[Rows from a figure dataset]
______

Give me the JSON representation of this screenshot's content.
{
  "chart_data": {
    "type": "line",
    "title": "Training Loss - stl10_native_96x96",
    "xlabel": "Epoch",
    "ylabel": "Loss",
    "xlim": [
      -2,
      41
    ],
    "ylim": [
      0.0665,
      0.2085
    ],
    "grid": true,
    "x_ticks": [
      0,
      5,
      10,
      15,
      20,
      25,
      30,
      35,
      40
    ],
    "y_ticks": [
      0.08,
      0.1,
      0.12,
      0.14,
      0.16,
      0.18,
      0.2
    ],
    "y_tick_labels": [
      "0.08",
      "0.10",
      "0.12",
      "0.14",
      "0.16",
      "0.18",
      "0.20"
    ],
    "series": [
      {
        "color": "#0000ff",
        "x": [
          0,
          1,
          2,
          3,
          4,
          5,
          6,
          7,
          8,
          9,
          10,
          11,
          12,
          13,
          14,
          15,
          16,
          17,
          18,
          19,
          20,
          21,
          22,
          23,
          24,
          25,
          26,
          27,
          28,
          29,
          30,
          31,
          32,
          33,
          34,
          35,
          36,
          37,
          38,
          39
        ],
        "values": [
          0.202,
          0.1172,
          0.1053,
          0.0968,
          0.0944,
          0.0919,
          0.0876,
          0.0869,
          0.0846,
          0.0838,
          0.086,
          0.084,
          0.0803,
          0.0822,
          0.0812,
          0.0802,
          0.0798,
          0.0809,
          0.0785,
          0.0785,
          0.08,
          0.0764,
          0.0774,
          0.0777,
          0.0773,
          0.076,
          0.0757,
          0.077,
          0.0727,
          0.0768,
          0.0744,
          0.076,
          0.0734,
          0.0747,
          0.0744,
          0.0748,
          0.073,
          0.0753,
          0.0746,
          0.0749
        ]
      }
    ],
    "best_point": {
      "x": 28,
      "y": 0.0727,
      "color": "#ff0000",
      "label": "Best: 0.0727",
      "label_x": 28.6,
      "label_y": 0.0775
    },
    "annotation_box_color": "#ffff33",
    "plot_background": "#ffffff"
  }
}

______

▶ PROBLEM TO SOLVE:
For the string "Loss", count the lines of the entries above that include it; answer with the number only.

▶ SOLUTION TO THE PROBLEM:
2